Stated exercise:
Copy the lines holding the word "Coburg", all of them.

Stored records
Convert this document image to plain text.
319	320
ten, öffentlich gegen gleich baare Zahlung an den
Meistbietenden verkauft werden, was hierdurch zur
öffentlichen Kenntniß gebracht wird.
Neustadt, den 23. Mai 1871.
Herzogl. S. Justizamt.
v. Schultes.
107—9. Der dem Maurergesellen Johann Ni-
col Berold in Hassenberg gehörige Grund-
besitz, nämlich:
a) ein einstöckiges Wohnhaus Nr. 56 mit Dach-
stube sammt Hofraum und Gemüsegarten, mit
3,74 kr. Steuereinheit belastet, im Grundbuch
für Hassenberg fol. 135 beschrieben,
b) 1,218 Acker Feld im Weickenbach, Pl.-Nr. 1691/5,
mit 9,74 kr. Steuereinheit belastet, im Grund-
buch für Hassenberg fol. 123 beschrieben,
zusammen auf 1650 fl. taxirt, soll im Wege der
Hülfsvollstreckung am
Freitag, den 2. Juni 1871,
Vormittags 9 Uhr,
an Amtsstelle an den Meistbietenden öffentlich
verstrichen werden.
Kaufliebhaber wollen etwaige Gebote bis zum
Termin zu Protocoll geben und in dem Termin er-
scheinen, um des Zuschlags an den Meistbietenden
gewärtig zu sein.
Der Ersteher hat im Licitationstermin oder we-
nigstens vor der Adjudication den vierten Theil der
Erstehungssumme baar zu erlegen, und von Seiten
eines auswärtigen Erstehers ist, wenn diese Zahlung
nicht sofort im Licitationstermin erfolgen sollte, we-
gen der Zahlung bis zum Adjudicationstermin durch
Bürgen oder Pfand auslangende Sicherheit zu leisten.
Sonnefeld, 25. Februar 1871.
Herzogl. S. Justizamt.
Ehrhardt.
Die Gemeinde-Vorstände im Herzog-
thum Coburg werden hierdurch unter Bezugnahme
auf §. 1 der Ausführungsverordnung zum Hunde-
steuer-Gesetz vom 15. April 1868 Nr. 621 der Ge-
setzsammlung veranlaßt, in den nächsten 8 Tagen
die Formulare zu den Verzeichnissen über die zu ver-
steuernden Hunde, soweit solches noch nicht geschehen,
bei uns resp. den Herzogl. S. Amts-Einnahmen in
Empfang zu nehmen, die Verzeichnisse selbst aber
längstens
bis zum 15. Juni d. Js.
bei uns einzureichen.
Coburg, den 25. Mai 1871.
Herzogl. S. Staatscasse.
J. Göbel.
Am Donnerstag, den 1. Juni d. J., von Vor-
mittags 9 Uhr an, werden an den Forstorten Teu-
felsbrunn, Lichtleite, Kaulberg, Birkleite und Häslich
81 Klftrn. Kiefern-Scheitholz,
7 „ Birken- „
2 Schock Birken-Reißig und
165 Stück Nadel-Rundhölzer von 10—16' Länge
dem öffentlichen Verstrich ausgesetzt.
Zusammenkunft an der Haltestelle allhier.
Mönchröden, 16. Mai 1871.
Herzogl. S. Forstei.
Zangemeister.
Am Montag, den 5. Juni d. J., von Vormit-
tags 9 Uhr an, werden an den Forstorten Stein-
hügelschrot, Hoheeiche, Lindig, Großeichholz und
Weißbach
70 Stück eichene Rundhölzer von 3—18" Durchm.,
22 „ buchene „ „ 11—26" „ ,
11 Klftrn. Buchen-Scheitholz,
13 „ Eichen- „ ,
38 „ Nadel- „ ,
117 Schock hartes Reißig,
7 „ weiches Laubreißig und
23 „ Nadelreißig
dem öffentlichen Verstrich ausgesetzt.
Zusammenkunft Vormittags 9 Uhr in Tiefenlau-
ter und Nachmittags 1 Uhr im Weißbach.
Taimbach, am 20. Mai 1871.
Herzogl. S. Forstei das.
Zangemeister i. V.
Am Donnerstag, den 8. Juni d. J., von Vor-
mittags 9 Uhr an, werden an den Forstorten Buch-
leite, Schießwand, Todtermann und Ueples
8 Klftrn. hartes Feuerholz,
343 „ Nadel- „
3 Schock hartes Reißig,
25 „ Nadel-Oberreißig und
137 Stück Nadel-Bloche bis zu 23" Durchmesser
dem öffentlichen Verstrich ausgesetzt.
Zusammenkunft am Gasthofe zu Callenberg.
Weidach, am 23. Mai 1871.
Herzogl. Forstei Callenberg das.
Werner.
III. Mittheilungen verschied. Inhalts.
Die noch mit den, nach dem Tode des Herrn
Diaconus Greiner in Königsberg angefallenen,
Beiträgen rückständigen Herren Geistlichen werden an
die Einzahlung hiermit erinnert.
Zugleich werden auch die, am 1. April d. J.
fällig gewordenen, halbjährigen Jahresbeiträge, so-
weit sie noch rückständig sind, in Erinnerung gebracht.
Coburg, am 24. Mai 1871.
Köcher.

Result for this task:
thum Coburg werden hierdurch unter Bezugnahme
Coburg, den 25. Mai 1871.
Coburg, am 24. Mai 1871.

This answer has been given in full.